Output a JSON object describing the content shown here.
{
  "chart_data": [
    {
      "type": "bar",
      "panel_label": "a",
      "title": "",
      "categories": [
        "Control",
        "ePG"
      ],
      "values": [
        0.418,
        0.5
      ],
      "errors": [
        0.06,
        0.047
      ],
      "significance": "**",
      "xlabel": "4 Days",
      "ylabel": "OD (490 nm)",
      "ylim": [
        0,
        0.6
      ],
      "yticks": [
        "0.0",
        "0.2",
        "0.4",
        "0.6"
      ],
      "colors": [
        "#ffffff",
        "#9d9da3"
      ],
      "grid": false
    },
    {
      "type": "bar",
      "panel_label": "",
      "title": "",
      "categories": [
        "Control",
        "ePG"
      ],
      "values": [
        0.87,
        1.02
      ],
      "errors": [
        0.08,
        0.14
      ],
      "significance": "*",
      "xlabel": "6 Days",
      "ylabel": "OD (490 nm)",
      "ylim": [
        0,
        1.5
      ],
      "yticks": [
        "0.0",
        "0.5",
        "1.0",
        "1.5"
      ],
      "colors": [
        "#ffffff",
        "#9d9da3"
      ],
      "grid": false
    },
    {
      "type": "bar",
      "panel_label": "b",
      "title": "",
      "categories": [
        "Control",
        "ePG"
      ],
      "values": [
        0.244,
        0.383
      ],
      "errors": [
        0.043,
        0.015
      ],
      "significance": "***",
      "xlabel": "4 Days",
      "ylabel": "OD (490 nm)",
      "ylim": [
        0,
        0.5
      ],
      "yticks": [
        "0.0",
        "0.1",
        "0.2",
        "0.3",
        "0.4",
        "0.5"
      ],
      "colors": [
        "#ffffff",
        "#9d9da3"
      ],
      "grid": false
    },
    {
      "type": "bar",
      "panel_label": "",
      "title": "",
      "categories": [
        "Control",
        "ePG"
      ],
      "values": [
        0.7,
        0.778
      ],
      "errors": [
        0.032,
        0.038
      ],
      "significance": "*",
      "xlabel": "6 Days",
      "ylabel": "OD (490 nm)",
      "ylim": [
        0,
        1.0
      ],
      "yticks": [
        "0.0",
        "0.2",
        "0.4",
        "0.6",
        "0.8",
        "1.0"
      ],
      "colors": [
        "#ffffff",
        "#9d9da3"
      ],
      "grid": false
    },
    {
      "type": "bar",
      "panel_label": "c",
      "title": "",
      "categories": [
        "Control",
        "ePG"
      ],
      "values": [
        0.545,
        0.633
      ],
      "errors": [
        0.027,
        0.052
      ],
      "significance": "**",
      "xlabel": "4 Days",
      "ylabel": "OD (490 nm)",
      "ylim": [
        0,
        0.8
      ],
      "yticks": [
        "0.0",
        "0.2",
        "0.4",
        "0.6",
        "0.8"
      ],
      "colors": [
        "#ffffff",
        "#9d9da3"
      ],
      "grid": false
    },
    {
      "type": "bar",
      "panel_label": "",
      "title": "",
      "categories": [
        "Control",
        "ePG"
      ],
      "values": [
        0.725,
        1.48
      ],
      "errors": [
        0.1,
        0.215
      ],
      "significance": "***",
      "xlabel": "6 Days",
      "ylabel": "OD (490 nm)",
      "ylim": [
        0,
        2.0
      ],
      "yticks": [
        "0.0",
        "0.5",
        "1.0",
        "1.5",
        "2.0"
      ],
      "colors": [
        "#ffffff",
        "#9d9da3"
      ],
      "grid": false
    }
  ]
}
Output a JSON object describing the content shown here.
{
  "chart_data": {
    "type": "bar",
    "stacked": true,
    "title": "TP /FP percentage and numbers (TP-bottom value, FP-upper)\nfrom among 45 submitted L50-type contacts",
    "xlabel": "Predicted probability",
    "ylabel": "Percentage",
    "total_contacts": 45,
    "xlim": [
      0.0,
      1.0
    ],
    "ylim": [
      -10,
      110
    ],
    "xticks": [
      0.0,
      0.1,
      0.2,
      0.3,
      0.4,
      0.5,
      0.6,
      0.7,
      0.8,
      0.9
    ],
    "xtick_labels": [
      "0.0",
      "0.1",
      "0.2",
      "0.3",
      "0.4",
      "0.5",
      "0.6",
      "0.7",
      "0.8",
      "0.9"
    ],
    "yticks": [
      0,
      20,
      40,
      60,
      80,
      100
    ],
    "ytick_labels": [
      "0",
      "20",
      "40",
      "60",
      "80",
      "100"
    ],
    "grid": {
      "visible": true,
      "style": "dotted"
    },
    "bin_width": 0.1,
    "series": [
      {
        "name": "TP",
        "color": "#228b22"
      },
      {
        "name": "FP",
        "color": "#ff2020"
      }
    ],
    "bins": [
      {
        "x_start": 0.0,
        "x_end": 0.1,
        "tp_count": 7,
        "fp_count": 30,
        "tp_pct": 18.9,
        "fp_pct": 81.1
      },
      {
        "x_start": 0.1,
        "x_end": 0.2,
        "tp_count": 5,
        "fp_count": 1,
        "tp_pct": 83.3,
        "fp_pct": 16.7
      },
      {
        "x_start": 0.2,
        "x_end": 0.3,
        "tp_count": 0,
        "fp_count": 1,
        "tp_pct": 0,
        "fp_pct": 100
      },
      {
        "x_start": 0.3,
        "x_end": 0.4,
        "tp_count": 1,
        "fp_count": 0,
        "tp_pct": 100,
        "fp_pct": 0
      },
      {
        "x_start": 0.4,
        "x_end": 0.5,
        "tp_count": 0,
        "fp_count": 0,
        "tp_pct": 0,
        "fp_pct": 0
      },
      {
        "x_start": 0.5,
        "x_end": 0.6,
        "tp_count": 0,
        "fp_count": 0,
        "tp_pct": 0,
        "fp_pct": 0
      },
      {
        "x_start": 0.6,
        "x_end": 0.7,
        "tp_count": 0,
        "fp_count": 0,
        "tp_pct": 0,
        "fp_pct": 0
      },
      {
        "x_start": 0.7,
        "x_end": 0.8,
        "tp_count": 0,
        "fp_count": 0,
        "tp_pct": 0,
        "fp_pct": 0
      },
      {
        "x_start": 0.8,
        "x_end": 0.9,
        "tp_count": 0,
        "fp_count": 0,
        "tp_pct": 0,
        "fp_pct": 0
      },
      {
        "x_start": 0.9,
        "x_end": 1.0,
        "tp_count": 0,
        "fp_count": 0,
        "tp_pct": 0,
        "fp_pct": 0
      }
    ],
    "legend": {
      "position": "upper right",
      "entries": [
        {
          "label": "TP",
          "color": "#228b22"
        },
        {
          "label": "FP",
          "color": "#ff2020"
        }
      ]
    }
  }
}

Short problem - Set down the listing above in full, please, exactly as it appears.

Task output -
Output a JSON object describing the content shown here.
{
  "chart_data": [
    {
      "type": "bar",
      "panel_label": "a",
      "title": "",
      "categories": [
        "Control",
        "ePG"
      ],
      "values": [
        0.418,
        0.5
      ],
      "errors": [
        0.06,
        0.047
      ],
      "significance": "**",
      "xlabel": "4 Days",
      "ylabel": "OD (490 nm)",
      "ylim": [
        0,
        0.6
      ],
      "yticks": [
        "0.0",
        "0.2",
        "0.4",
        "0.6"
      ],
      "colors": [
        "#ffffff",
        "#9d9da3"
      ],
      "grid": false
    },
    {
      "type": "bar",
      "panel_label": "",
      "title": "",
      "categories": [
        "Control",
        "ePG"
      ],
      "values": [
        0.87,
        1.02
      ],
      "errors": [
        0.08,
        0.14
      ],
      "significance": "*",
      "xlabel": "6 Days",
      "ylabel": "OD (490 nm)",
      "ylim": [
        0,
        1.5
      ],
      "yticks": [
        "0.0",
        "0.5",
        "1.0",
        "1.5"
      ],
      "colors": [
        "#ffffff",
        "#9d9da3"
      ],
      "grid": false
    },
    {
      "type": "bar",
      "panel_label": "b",
      "title": "",
      "categories": [
        "Control",
        "ePG"
      ],
      "values": [
        0.244,
        0.383
      ],
      "errors": [
        0.043,
        0.015
      ],
      "significance": "***",
      "xlabel": "4 Days",
      "ylabel": "OD (490 nm)",
      "ylim": [
        0,
        0.5
      ],
      "yticks": [
        "0.0",
        "0.1",
        "0.2",
        "0.3",
        "0.4",
        "0.5"
      ],
      "colors": [
        "#ffffff",
        "#9d9da3"
      ],
      "grid": false
    },
    {
      "type": "bar",
      "panel_label": "",
      "title": "",
      "categories": [
        "Control",
        "ePG"
      ],
      "values": [
        0.7,
        0.778
      ],
      "errors": [
        0.032,
        0.038
      ],
      "significance": "*",
      "xlabel": "6 Days",
      "ylabel": "OD (490 nm)",
      "ylim": [
        0,
        1.0
      ],
      "yticks": [
        "0.0",
        "0.2",
        "0.4",
        "0.6",
        "0.8",
        "1.0"
      ],
      "colors": [
        "#ffffff",
        "#9d9da3"
      ],
      "grid": false
    },
    {
      "type": "bar",
      "panel_label": "c",
      "title": "",
      "categories": [
        "Control",
        "ePG"
      ],
      "values": [
        0.545,
        0.633
      ],
      "errors": [
        0.027,
        0.052
      ],
      "significance": "**",
      "xlabel": "4 Days",
      "ylabel": "OD (490 nm)",
      "ylim": [
        0,
        0.8
      ],
      "yticks": [
        "0.0",
        "0.2",
        "0.4",
        "0.6",
        "0.8"
      ],
      "colors": [
        "#ffffff",
        "#9d9da3"
      ],
      "grid": false
    },
    {
      "type": "bar",
      "panel_label": "",
      "title": "",
      "categories": [
        "Control",
        "ePG"
      ],
      "values": [
        0.725,
        1.48
      ],
      "errors": [
        0.1,
        0.215
      ],
      "significance": "***",
      "xlabel": "6 Days",
      "ylabel": "OD (490 nm)",
      "ylim": [
        0,
        2.0
      ],
      "yticks": [
        "0.0",
        "0.5",
        "1.0",
        "1.5",
        "2.0"
      ],
      "colors": [
        "#ffffff",
        "#9d9da3"
      ],
      "grid": false
    }
  ]
}
Output a JSON object describing the content shown here.
{
  "chart_data": {
    "type": "bar",
    "stacked": true,
    "title": "TP /FP percentage and numbers (TP-bottom value, FP-upper)\nfrom among 45 submitted L50-type contacts",
    "xlabel": "Predicted probability",
    "ylabel": "Percentage",
    "total_contacts": 45,
    "xlim": [
      0.0,
      1.0
    ],
    "ylim": [
      -10,
      110
    ],
    "xticks": [
      0.0,
      0.1,
      0.2,
      0.3,
      0.4,
      0.5,
      0.6,
      0.7,
      0.8,
      0.9
    ],
    "xtick_labels": [
      "0.0",
      "0.1",
      "0.2",
      "0.3",
      "0.4",
      "0.5",
      "0.6",
      "0.7",
      "0.8",
      "0.9"
    ],
    "yticks": [
      0,
      20,
      40,
      60,
      80,
      100
    ],
    "ytick_labels": [
      "0",
      "20",
      "40",
      "60",
      "80",
      "100"
    ],
    "grid": {
      "visible": true,
      "style": "dotted"
    },
    "bin_width": 0.1,
    "series": [
      {
        "name": "TP",
        "color": "#228b22"
      },
      {
        "name": "FP",
        "color": "#ff2020"
      }
    ],
    "bins": [
      {
        "x_start": 0.0,
        "x_end": 0.1,
        "tp_count": 7,
        "fp_count": 30,
        "tp_pct": 18.9,
        "fp_pct": 81.1
      },
      {
        "x_start": 0.1,
        "x_end": 0.2,
        "tp_count": 5,
        "fp_count": 1,
        "tp_pct": 83.3,
        "fp_pct": 16.7
      },
      {
        "x_start": 0.2,
        "x_end": 0.3,
        "tp_count": 0,
        "fp_count": 1,
        "tp_pct": 0,
        "fp_pct": 100
      },
      {
        "x_start": 0.3,
        "x_end": 0.4,
        "tp_count": 1,
        "fp_count": 0,
        "tp_pct": 100,
        "fp_pct": 0
      },
      {
        "x_start": 0.4,
        "x_end": 0.5,
        "tp_count": 0,
        "fp_count": 0,
        "tp_pct": 0,
        "fp_pct": 0
      },
      {
        "x_start": 0.5,
        "x_end": 0.6,
        "tp_count": 0,
        "fp_count": 0,
        "tp_pct": 0,
        "fp_pct": 0
      },
      {
        "x_start": 0.6,
        "x_end": 0.7,
        "tp_count": 0,
        "fp_count": 0,
        "tp_pct": 0,
        "fp_pct": 0
      },
      {
        "x_start": 0.7,
        "x_end": 0.8,
        "tp_count": 0,
        "fp_count": 0,
        "tp_pct": 0,
        "fp_pct": 0
      },
      {
        "x_start": 0.8,
        "x_end": 0.9,
        "tp_count": 0,
        "fp_count": 0,
        "tp_pct": 0,
        "fp_pct": 0
      },
      {
        "x_start": 0.9,
        "x_end": 1.0,
        "tp_count": 0,
        "fp_count": 0,
        "tp_pct": 0,
        "fp_pct": 0
      }
    ],
    "legend": {
      "position": "upper right",
      "entries": [
        {
          "label": "TP",
          "color": "#228b22"
        },
        {
          "label": "FP",
          "color": "#ff2020"
        }
      ]
    }
  }
}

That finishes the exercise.